PROBLEM REQUIREMENTS: Copy out every line of the listing below word for word, leaving out the pictures.

Spatial annotation listing
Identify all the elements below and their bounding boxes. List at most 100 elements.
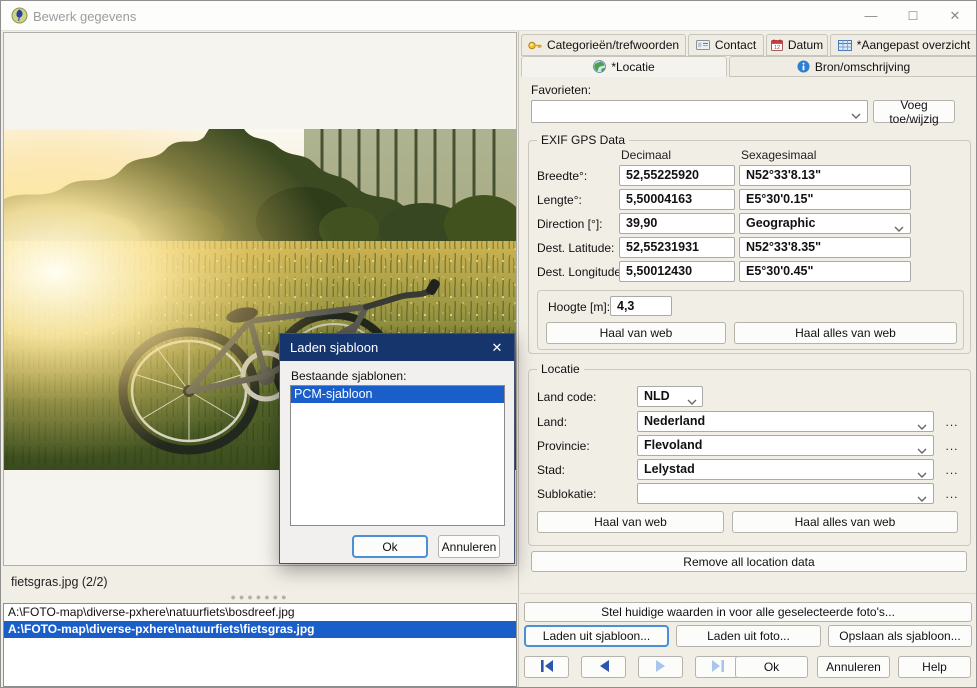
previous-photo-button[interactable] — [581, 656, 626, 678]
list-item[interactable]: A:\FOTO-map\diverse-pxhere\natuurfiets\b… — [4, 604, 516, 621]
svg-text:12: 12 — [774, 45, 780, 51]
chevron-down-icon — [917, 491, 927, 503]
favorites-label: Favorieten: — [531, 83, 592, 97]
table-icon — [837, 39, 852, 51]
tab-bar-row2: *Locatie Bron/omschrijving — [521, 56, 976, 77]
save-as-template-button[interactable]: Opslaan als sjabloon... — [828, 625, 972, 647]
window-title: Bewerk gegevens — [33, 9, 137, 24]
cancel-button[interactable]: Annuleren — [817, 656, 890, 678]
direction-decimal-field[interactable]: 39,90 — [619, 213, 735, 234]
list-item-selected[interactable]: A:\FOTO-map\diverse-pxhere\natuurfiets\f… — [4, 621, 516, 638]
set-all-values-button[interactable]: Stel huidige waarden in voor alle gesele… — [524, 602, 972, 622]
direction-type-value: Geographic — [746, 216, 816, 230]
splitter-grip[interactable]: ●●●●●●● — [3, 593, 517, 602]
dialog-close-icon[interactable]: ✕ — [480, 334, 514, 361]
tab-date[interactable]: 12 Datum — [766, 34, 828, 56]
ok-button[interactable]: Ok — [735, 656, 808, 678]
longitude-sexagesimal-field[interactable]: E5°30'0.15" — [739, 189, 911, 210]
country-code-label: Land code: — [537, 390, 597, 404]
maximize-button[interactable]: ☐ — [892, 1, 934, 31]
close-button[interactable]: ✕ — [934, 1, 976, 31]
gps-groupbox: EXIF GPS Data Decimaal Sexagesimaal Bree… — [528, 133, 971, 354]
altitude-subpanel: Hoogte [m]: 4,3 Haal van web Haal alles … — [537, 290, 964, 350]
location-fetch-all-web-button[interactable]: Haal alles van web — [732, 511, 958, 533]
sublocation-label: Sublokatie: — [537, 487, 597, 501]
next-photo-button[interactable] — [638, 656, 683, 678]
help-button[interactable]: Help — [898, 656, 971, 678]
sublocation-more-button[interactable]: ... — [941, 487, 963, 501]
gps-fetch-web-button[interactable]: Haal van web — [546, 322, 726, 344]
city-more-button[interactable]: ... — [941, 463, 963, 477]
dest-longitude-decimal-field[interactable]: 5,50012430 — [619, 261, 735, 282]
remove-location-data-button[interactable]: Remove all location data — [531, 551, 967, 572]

OUTPUT FOR THIS EXERCISE:
Identify all the elements below and their bounding boxes. List at most 100 elements.
previous-photo-button[interactable] — [581, 656, 626, 678]
list-item[interactable]: A:\FOTO-map\diverse-pxhere\natuurfiets\b… — [4, 604, 516, 621]
svg-text:12: 12 — [774, 45, 780, 51]
chevron-down-icon — [917, 491, 927, 503]
favorites-label: Favorieten: — [531, 83, 592, 97]
table-icon — [837, 39, 852, 51]
tab-bar-row2: *Locatie Bron/omschrijving — [521, 56, 976, 77]
save-as-template-button[interactable]: Opslaan als sjabloon... — [828, 625, 972, 647]
window-title: Bewerk gegevens — [33, 9, 137, 24]
cancel-button[interactable]: Annuleren — [817, 656, 890, 678]
direction-decimal-field[interactable]: 39,90 — [619, 213, 735, 234]
list-item-selected[interactable]: A:\FOTO-map\diverse-pxhere\natuurfiets\f… — [4, 621, 516, 638]
set-all-values-button[interactable]: Stel huidige waarden in voor alle gesele… — [524, 602, 972, 622]
direction-type-value: Geographic — [746, 216, 816, 230]
splitter-grip[interactable]: ●●●●●●● — [3, 593, 517, 602]
dialog-close-icon[interactable]: ✕ — [480, 334, 514, 361]
tab-date[interactable]: 12 Datum — [766, 34, 828, 56]
ok-button[interactable]: Ok — [735, 656, 808, 678]
longitude-sexagesimal-field[interactable]: E5°30'0.15" — [739, 189, 911, 210]
country-code-label: Land code: — [537, 390, 597, 404]
maximize-button[interactable]: ☐ — [892, 1, 934, 31]
close-button[interactable]: ✕ — [934, 1, 976, 31]
gps-groupbox: EXIF GPS Data Decimaal Sexagesimaal Bree… — [528, 133, 971, 354]
altitude-subpanel: Hoogte [m]: 4,3 Haal van web Haal alles … — [537, 290, 964, 350]
location-fetch-all-web-button[interactable]: Haal alles van web — [732, 511, 958, 533]
sublocation-label: Sublokatie: — [537, 487, 597, 501]
next-photo-button[interactable] — [638, 656, 683, 678]
help-button[interactable]: Help — [898, 656, 971, 678]
sublocation-more-button[interactable]: ... — [941, 487, 963, 501]
gps-fetch-web-button[interactable]: Haal van web — [546, 322, 726, 344]
city-more-button[interactable]: ... — [941, 463, 963, 477]
dest-longitude-decimal-field[interactable]: 5,50012430 — [619, 261, 735, 282]
remove-location-data-button[interactable]: Remove all location data — [531, 551, 967, 572]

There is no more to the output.